→ **Set task**
Here are some records; quote them exactly, leaving out the pictures.

→ **Supplied data**
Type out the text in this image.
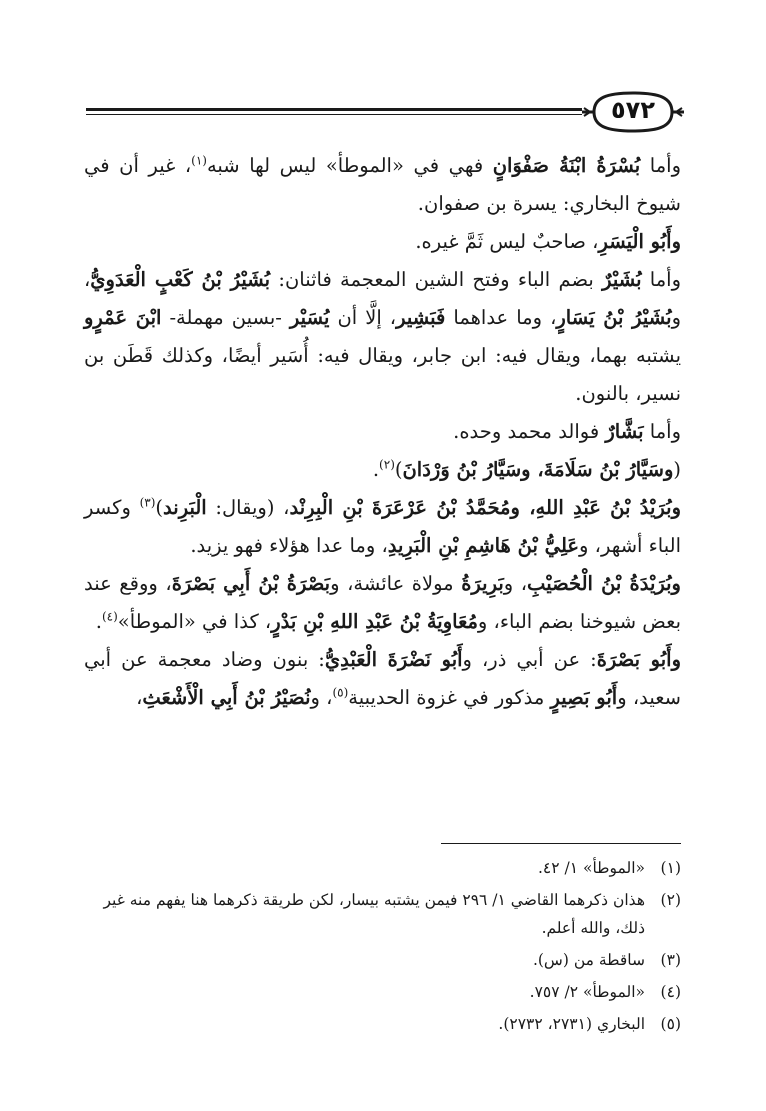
٥٧٢

وأما بُسْرَةُ ابْنَةُ صَفْوَانٍ فهي في «الموطأ» ليس لها شبه$^{(١)}$، غير أن في شيوخ البخاري: يسرة بن صفوان.

وأَبُو الْيَسَرِ، صاحبٌ ليس ثَمَّ غيره.

وأما بُشَيْرٌ بضم الباء وفتح الشين المعجمة فاثنان: بُشَيْرُ بْنُ كَعْبٍ الْعَدَوِيُّ، وبُشَيْرُ بْنُ يَسَارٍ، وما عداهما فَبَشِير، إلَّا أن يُسَيْر -بسين مهملة- ابْنَ عَمْرٍو يشتبه بهما، ويقال فيه: ابن جابر، ويقال فيه: أُسَير أيضًا، وكذلك قَطَن بن نسير، بالنون.

وأما بَشَّارٌ فوالد محمد وحده.

(وسَيَّارُ بْنُ سَلَامَةَ، وسَيَّارُ بْنُ وَرْدَانَ)$^{(٢)}$.

وبُرَيْدُ بْنُ عَبْدِ اللهِ، ومُحَمَّدُ بْنُ عَرْعَرَةَ بْنِ الْبِرِنْد، (ويقال: الْبَرِند)$^{(٣)}$ وكسر الباء أشهر، وعَلِيُّ بْنُ هَاشِمِ بْنِ الْبَرِيدِ، وما عدا هؤلاء فهو يزيد.

وبُرَيْدَةُ بْنُ الْحُصَيْبِ، وبَرِيرَةُ مولاة عائشة، وبَصْرَةُ بْنُ أَبِي بَصْرَةَ، ووقع عند بعض شيوخنا بضم الباء، ومُعَاوِيَةُ بْنُ عَبْدِ اللهِ بْنِ بَدْرٍ، كذا في «الموطأ»$^{(٤)}$.

وأَبُو بَصْرَةَ: عن أبي ذر، وأَبُو نَضْرَةَ الْعَبْدِيُّ: بنون وضاد معجمة عن أبي سعيد، وأَبُو بَصِيرٍ مذكور في غزوة الحديبية$^{(٥)}$، ونُصَيْرُ بْنُ أَبِي الْأَشْعَثِ،

(١)
«الموطأ» ١/ ٤٢.
(٢)
هذان ذكرهما القاضي ١/ ٢٩٦ فيمن يشتبه بيسار، لكن طريقة ذكرهما هنا يفهم منه غير
ذلك، والله أعلم.
(٣)
ساقطة من (س).
(٤)
«الموطأ» ٢/ ٧٥٧.
(٥)
البخاري (٢٧٣١، ٢٧٣٢).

→ **Result of this exercise**
Type out the text in this image.
٥٧٢

وأما بُسْرَةُ ابْنَةُ صَفْوَانٍ فهي في «الموطأ» ليس لها شبه$^{(١)}$، غير أن في شيوخ البخاري: يسرة بن صفوان.

وأَبُو الْيَسَرِ، صاحبٌ ليس ثَمَّ غيره.

وأما بُشَيْرٌ بضم الباء وفتح الشين المعجمة فاثنان: بُشَيْرُ بْنُ كَعْبٍ الْعَدَوِيُّ، وبُشَيْرُ بْنُ يَسَارٍ، وما عداهما فَبَشِير، إلَّا أن يُسَيْر -بسين مهملة- ابْنَ عَمْرٍو يشتبه بهما، ويقال فيه: ابن جابر، ويقال فيه: أُسَير أيضًا، وكذلك قَطَن بن نسير، بالنون.

وأما بَشَّارٌ فوالد محمد وحده.

(وسَيَّارُ بْنُ سَلَامَةَ، وسَيَّارُ بْنُ وَرْدَانَ)$^{(٢)}$.

وبُرَيْدُ بْنُ عَبْدِ اللهِ، ومُحَمَّدُ بْنُ عَرْعَرَةَ بْنِ الْبِرِنْد، (ويقال: الْبَرِند)$^{(٣)}$ وكسر الباء أشهر، وعَلِيُّ بْنُ هَاشِمِ بْنِ الْبَرِيدِ، وما عدا هؤلاء فهو يزيد.

وبُرَيْدَةُ بْنُ الْحُصَيْبِ، وبَرِيرَةُ مولاة عائشة، وبَصْرَةُ بْنُ أَبِي بَصْرَةَ، ووقع عند بعض شيوخنا بضم الباء، ومُعَاوِيَةُ بْنُ عَبْدِ اللهِ بْنِ بَدْرٍ، كذا في «الموطأ»$^{(٤)}$.

وأَبُو بَصْرَةَ: عن أبي ذر، وأَبُو نَضْرَةَ الْعَبْدِيُّ: بنون وضاد معجمة عن أبي سعيد، وأَبُو بَصِيرٍ مذكور في غزوة الحديبية$^{(٥)}$، ونُصَيْرُ بْنُ أَبِي الْأَشْعَثِ،

(١)
«الموطأ» ١/ ٤٢.
(٢)
هذان ذكرهما القاضي ١/ ٢٩٦ فيمن يشتبه بيسار، لكن طريقة ذكرهما هنا يفهم منه غير
ذلك، والله أعلم.
(٣)
ساقطة من (س).
(٤)
«الموطأ» ٢/ ٧٥٧.
(٥)
البخاري (٢٧٣١، ٢٧٣٢).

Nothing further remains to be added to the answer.